## [Problem to solve]
Can you output the material exactly as written, minus any pictures it holds?

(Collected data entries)

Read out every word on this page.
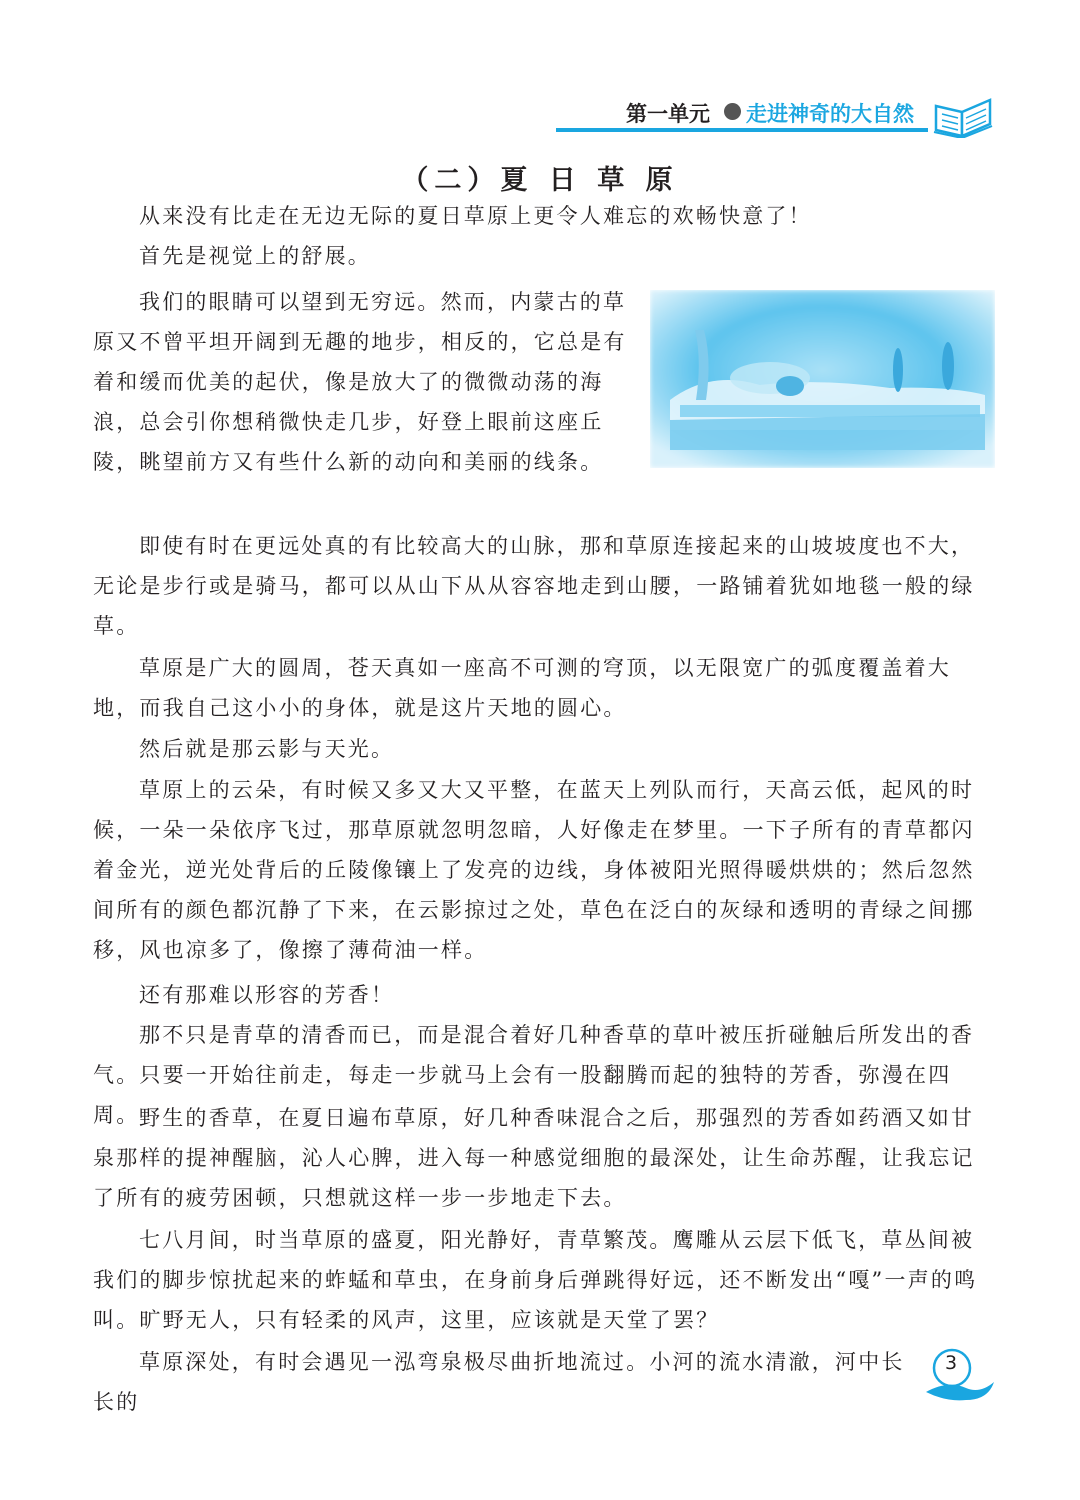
第一单元 走进神奇的大自然
（二）夏 日 草 原

从来没有比走在无边无际的夏日草原上更令人难忘的欢畅快意了！

首先是视觉上的舒展。

我们的眼睛可以望到无穷远。然而，内蒙古的草原又不曾平坦开阔到无趣的地步，相反的，它总是有着和缓而优美的起伏，像是放大了的微微动荡的海浪，总会引你想稍微快走几步，好登上眼前这座丘陵，眺望前方又有些什么新的动向和美丽的线条。

即使有时在更远处真的有比较高大的山脉，那和草原连接起来的山坡坡度也不大，无论是步行或是骑马，都可以从山下从从容容地走到山腰，一路铺着犹如地毯一般的绿草。

草原是广大的圆周，苍天真如一座高不可测的穹顶，以无限宽广的弧度覆盖着大地，而我自己这小小的身体，就是这片天地的圆心。

然后就是那云影与天光。

草原上的云朵，有时候又多又大又平整，在蓝天上列队而行，天高云低，起风的时候，一朵一朵依序飞过，那草原就忽明忽暗，人好像走在梦里。一下子所有的青草都闪着金光，逆光处背后的丘陵像镶上了发亮的边线，身体被阳光照得暖烘烘的；然后忽然间所有的颜色都沉静了下来，在云影掠过之处，草色在泛白的灰绿和透明的青绿之间挪移，风也凉多了，像擦了薄荷油一样。

还有那难以形容的芳香！

那不只是青草的清香而已，而是混合着好几种香草的草叶被压折碰触后所发出的香气。只要一开始往前走，每走一步就马上会有一股翻腾而起的独特的芳香，弥漫在四周。 野生的香草，在夏日遍布草原，好几种香味混合之后，那强烈的芳香如药酒又如甘泉那样的提神醒脑，沁人心脾，进入每一种感觉细胞的最深处，让生命苏醒，让我忘记了所有的疲劳困顿，只想就这样一步一步地走下去。

七八月间，时当草原的盛夏，阳光静好，青草繁茂。鹰雕从云层下低飞，草丛间被我们的脚步惊扰起来的蚱蜢和草虫，在身前身后弹跳得好远，还不断发出“嘎”一声的鸣叫。旷野无人，只有轻柔的风声，这里，应该就是天堂了罢？

草原深处，有时会遇见一泓弯泉极尽曲折地流过。小河的流水清澈，河中长长的

3
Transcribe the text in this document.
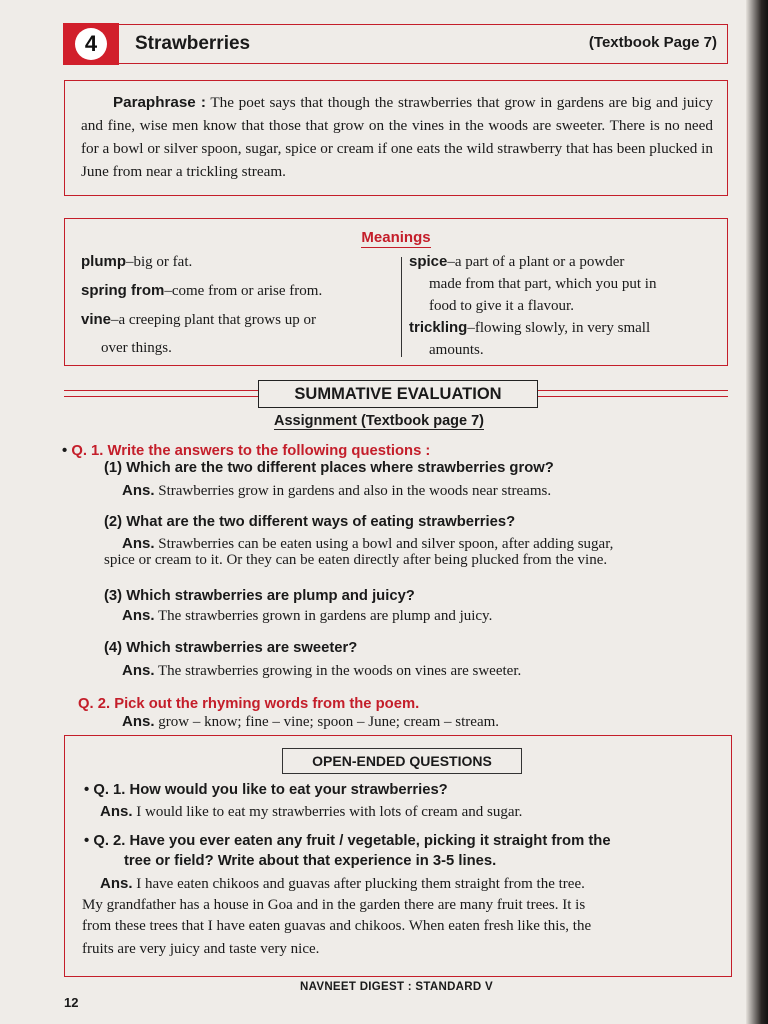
4	Strawberries	(Textbook Page 7)
Paraphrase : The poet says that though the strawberries that grow in gardens are big and juicy and fine, wise men know that those that grow on the vines in the woods are sweeter. There is no need for a bowl or silver spoon, sugar, spice or cream if one eats the wild strawberry that has been plucked in June from near a trickling stream.
Meanings
plump–big or fat.
spring from–come from or arise from.
vine–a creeping plant that grows up or
over things.
spice–a part of a plant or a powder
made from that part, which you put in
food to give it a flavour.
trickling–flowing slowly, in very small
amounts.
SUMMATIVE EVALUATION
Assignment (Textbook page 7)
• Q. 1. Write the answers to the following questions :
(1) Which are the two different places where strawberries grow?
Ans. Strawberries grow in gardens and also in the woods near streams.
(2) What are the two different ways of eating strawberries?
Ans. Strawberries can be eaten using a bowl and silver spoon, after adding sugar,
spice or cream to it. Or they can be eaten directly after being plucked from the vine.
(3) Which strawberries are plump and juicy?
Ans. The strawberries grown in gardens are plump and juicy.
(4) Which strawberries are sweeter?
Ans. The strawberries growing in the woods on vines are sweeter.
Q. 2. Pick out the rhyming words from the poem.
Ans. grow – know; fine – vine; spoon – June; cream – stream.
OPEN-ENDED QUESTIONS
• Q. 1. How would you like to eat your strawberries?
Ans. I would like to eat my strawberries with lots of cream and sugar.
• Q. 2. Have you ever eaten any fruit / vegetable, picking it straight from the
tree or field? Write about that experience in 3-5 lines.
Ans. I have eaten chikoos and guavas after plucking them straight from the tree.
My grandfather has a house in Goa and in the garden there are many fruit trees. It is
from these trees that I have eaten guavas and chikoos. When eaten fresh like this, the
fruits are very juicy and taste very nice.
NAVNEET DIGEST : STANDARD V
12
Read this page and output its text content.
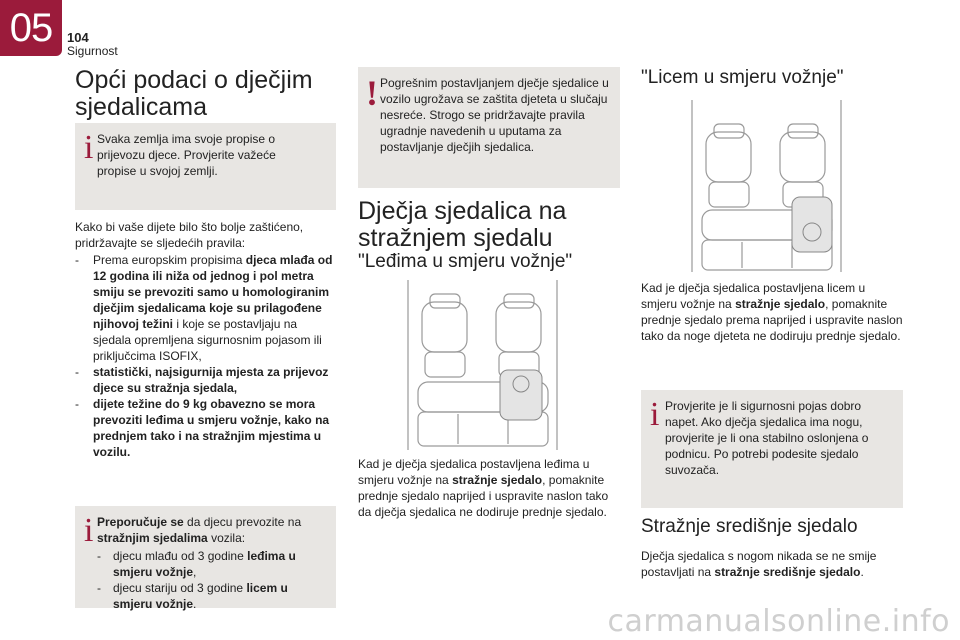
05	104
Sigurnost
Opći podaci o dječjim sjedalicama
i Svaka zemlja ima svoje propise o prijevozu djece. Provjerite važeće propise u svojoj zemlji.
Kako bi vaše dijete bilo što bolje zaštićeno, pridržavajte se sljedećih pravila:
-	Prema europskim propisima djeca mlađa od 12 godina ili niža od jednog i pol metra smiju se prevoziti samo u homologiranim dječjim sjedalicama koje su prilagođene njihovoj težini i koje se postavljaju na sjedala opremljena sigurnosnim pojasom ili priključcima ISOFIX,
-	statistički, najsigurnija mjesta za prijevoz djece su stražnja sjedala,
-	dijete težine do 9 kg obavezno se mora prevoziti leđima u smjeru vožnje, kako na prednjem tako i na stražnjim mjestima u vozilu.
i Preporučuje se da djecu prevozite na stražnjim sjedalima vozila:
-	djecu mlađu od 3 godine leđima u smjeru vožnje,
-	djecu stariju od 3 godine licem u smjeru vožnje.
! Pogrešnim postavljanjem dječje sjedalice u vozilo ugrožava se zaštita djeteta u slučaju nesreće. Strogo se pridržavajte pravila ugradnje navedenih u uputama za postavljanje dječjih sjedalica.
Dječja sjedalica na stražnjem sjedalu
"Leđima u smjeru vožnje"
Kad je dječja sjedalica postavljena leđima u smjeru vožnje na stražnje sjedalo, pomaknite prednje sjedalo naprijed i uspravite naslon tako da dječja sjedalica ne dodiruje prednje sjedalo.
"Licem u smjeru vožnje"
Kad je dječja sjedalica postavljena licem u smjeru vožnje na stražnje sjedalo, pomaknite prednje sjedalo prema naprijed i uspravite naslon tako da noge djeteta ne dodiruju prednje sjedalo.
i Provjerite je li sigurnosni pojas dobro napet. Ako dječja sjedalica ima nogu, provjerite je li ona stabilno oslonjena o podnicu. Po potrebi podesite sjedalo suvozača.
Stražnje središnje sjedalo
Dječja sjedalica s nogom nikada se ne smije postavljati na stražnje središnje sjedalo.
carmanualsonline.info
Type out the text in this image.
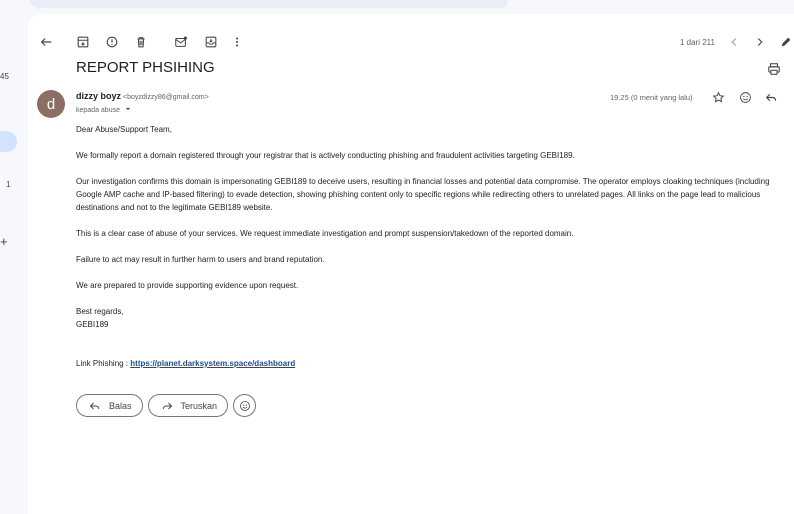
45
1
+
1 dari 211
REPORT PHSIHING
d	dizzy boyz <boyzdizzy86@gmail.com>
kepada abuse
19.25 (0 menit yang lalu)

Dear Abuse/Support Team,

We formally report a domain registered through your registrar that is actively conducting phishing and fraudulent activities targeting GEBI189.

Our investigation confirms this domain is impersonating GEBI189 to deceive users, resulting in financial losses and potential data compromise. The operator employs cloaking techniques (including Google AMP cache and IP-based filtering) to evade detection, showing phishing content only to specific regions while redirecting others to unrelated pages. All links on the page lead to malicious destinations and not to the legitimate GEBI189 website.

This is a clear case of abuse of your services. We request immediate investigation and prompt suspension/takedown of the reported domain.

Failure to act may result in further harm to users and brand reputation.

We are prepared to provide supporting evidence upon request.

Best regards,
GEBI189

Link Phishing : https://planet.darksystem.space/dashboard

Balas	Teruskan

## [Exercise response]
Read out every word on this page.
第一单元 走进神奇的大自然
（二）夏 日 草 原

从来没有比走在无边无际的夏日草原上更令人难忘的欢畅快意了！

首先是视觉上的舒展。

我们的眼睛可以望到无穷远。然而，内蒙古的草原又不曾平坦开阔到无趣的地步，相反的，它总是有着和缓而优美的起伏，像是放大了的微微动荡的海浪，总会引你想稍微快走几步，好登上眼前这座丘陵，眺望前方又有些什么新的动向和美丽的线条。

即使有时在更远处真的有比较高大的山脉，那和草原连接起来的山坡坡度也不大，无论是步行或是骑马，都可以从山下从从容容地走到山腰，一路铺着犹如地毯一般的绿草。

草原是广大的圆周，苍天真如一座高不可测的穹顶，以无限宽广的弧度覆盖着大地，而我自己这小小的身体，就是这片天地的圆心。

然后就是那云影与天光。

草原上的云朵，有时候又多又大又平整，在蓝天上列队而行，天高云低，起风的时候，一朵一朵依序飞过，那草原就忽明忽暗，人好像走在梦里。一下子所有的青草都闪着金光，逆光处背后的丘陵像镶上了发亮的边线，身体被阳光照得暖烘烘的；然后忽然间所有的颜色都沉静了下来，在云影掠过之处，草色在泛白的灰绿和透明的青绿之间挪移，风也凉多了，像擦了薄荷油一样。

还有那难以形容的芳香！

那不只是青草的清香而已，而是混合着好几种香草的草叶被压折碰触后所发出的香气。只要一开始往前走，每走一步就马上会有一股翻腾而起的独特的芳香，弥漫在四周。 野生的香草，在夏日遍布草原，好几种香味混合之后，那强烈的芳香如药酒又如甘泉那样的提神醒脑，沁人心脾，进入每一种感觉细胞的最深处，让生命苏醒，让我忘记了所有的疲劳困顿，只想就这样一步一步地走下去。

七八月间，时当草原的盛夏，阳光静好，青草繁茂。鹰雕从云层下低飞，草丛间被我们的脚步惊扰起来的蚱蜢和草虫，在身前身后弹跳得好远，还不断发出“嘎”一声的鸣叫。旷野无人，只有轻柔的风声，这里，应该就是天堂了罢？

草原深处，有时会遇见一泓弯泉极尽曲折地流过。小河的流水清澈，河中长长的

3
Transcribe the text in this document.
4	Strawberries	(Textbook Page 7)
Paraphrase : The poet says that though the strawberries that grow in gardens are big and juicy and fine, wise men know that those that grow on the vines in the woods are sweeter. There is no need for a bowl or silver spoon, sugar, spice or cream if one eats the wild strawberry that has been plucked in June from near a trickling stream.
Meanings
plump–big or fat.
spring from–come from or arise from.
vine–a creeping plant that grows up or
over things.
spice–a part of a plant or a powder
made from that part, which you put in
food to give it a flavour.
trickling–flowing slowly, in very small
amounts.
SUMMATIVE EVALUATION
Assignment (Textbook page 7)
• Q. 1. Write the answers to the following questions :
(1) Which are the two different places where strawberries grow?
Ans. Strawberries grow in gardens and also in the woods near streams.
(2) What are the two different ways of eating strawberries?
Ans. Strawberries can be eaten using a bowl and silver spoon, after adding sugar,
spice or cream to it. Or they can be eaten directly after being plucked from the vine.
(3) Which strawberries are plump and juicy?
Ans. The strawberries grown in gardens are plump and juicy.
(4) Which strawberries are sweeter?
Ans. The strawberries growing in the woods on vines are sweeter.
Q. 2. Pick out the rhyming words from the poem.
Ans. grow – know; fine – vine; spoon – June; cream – stream.
OPEN-ENDED QUESTIONS
• Q. 1. How would you like to eat your strawberries?
Ans. I would like to eat my strawberries with lots of cream and sugar.
• Q. 2. Have you ever eaten any fruit / vegetable, picking it straight from the
tree or field? Write about that experience in 3-5 lines.
Ans. I have eaten chikoos and guavas after plucking them straight from the tree.
My grandfather has a house in Goa and in the garden there are many fruit trees. It is
from these trees that I have eaten guavas and chikoos. When eaten fresh like this, the
fruits are very juicy and taste very nice.
NAVNEET DIGEST : STANDARD V
12
Read this page and output its text content.
05	104
Sigurnost
Opći podaci o dječjim sjedalicama
i Svaka zemlja ima svoje propise o prijevozu djece. Provjerite važeće propise u svojoj zemlji.
Kako bi vaše dijete bilo što bolje zaštićeno, pridržavajte se sljedećih pravila:
-	Prema europskim propisima djeca mlađa od 12 godina ili niža od jednog i pol metra smiju se prevoziti samo u homologiranim dječjim sjedalicama koje su prilagođene njihovoj težini i koje se postavljaju na sjedala opremljena sigurnosnim pojasom ili priključcima ISOFIX,
-	statistički, najsigurnija mjesta za prijevoz djece su stražnja sjedala,
-	dijete težine do 9 kg obavezno se mora prevoziti leđima u smjeru vožnje, kako na prednjem tako i na stražnjim mjestima u vozilu.
i Preporučuje se da djecu prevozite na stražnjim sjedalima vozila:
-	djecu mlađu od 3 godine leđima u smjeru vožnje,
-	djecu stariju od 3 godine licem u smjeru vožnje.
! Pogrešnim postavljanjem dječje sjedalice u vozilo ugrožava se zaštita djeteta u slučaju nesreće. Strogo se pridržavajte pravila ugradnje navedenih u uputama za postavljanje dječjih sjedalica.
Dječja sjedalica na stražnjem sjedalu
"Leđima u smjeru vožnje"
Kad je dječja sjedalica postavljena leđima u smjeru vožnje na stražnje sjedalo, pomaknite prednje sjedalo naprijed i uspravite naslon tako da dječja sjedalica ne dodiruje prednje sjedalo.
"Licem u smjeru vožnje"
Kad je dječja sjedalica postavljena licem u smjeru vožnje na stražnje sjedalo, pomaknite prednje sjedalo prema naprijed i uspravite naslon tako da noge djeteta ne dodiruju prednje sjedalo.
i Provjerite je li sigurnosni pojas dobro napet. Ako dječja sjedalica ima nogu, provjerite je li ona stabilno oslonjena o podnicu. Po potrebi podesite sjedalo suvozača.
Stražnje središnje sjedalo
Dječja sjedalica s nogom nikada se ne smije postavljati na stražnje središnje sjedalo.
carmanualsonline.info
Type out the text in this image.
45
1
+
1 dari 211
REPORT PHSIHING
d	dizzy boyz <boyzdizzy86@gmail.com>
kepada abuse
19.25 (0 menit yang lalu)

Dear Abuse/Support Team,

We formally report a domain registered through your registrar that is actively conducting phishing and fraudulent activities targeting GEBI189.

Our investigation confirms this domain is impersonating GEBI189 to deceive users, resulting in financial losses and potential data compromise. The operator employs cloaking techniques (including Google AMP cache and IP-based filtering) to evade detection, showing phishing content only to specific regions while redirecting others to unrelated pages. All links on the page lead to malicious destinations and not to the legitimate GEBI189 website.

This is a clear case of abuse of your services. We request immediate investigation and prompt suspension/takedown of the reported domain.

Failure to act may result in further harm to users and brand reputation.

We are prepared to provide supporting evidence upon request.

Best regards,
GEBI189

Link Phishing : https://planet.darksystem.space/dashboard

Balas	Teruskan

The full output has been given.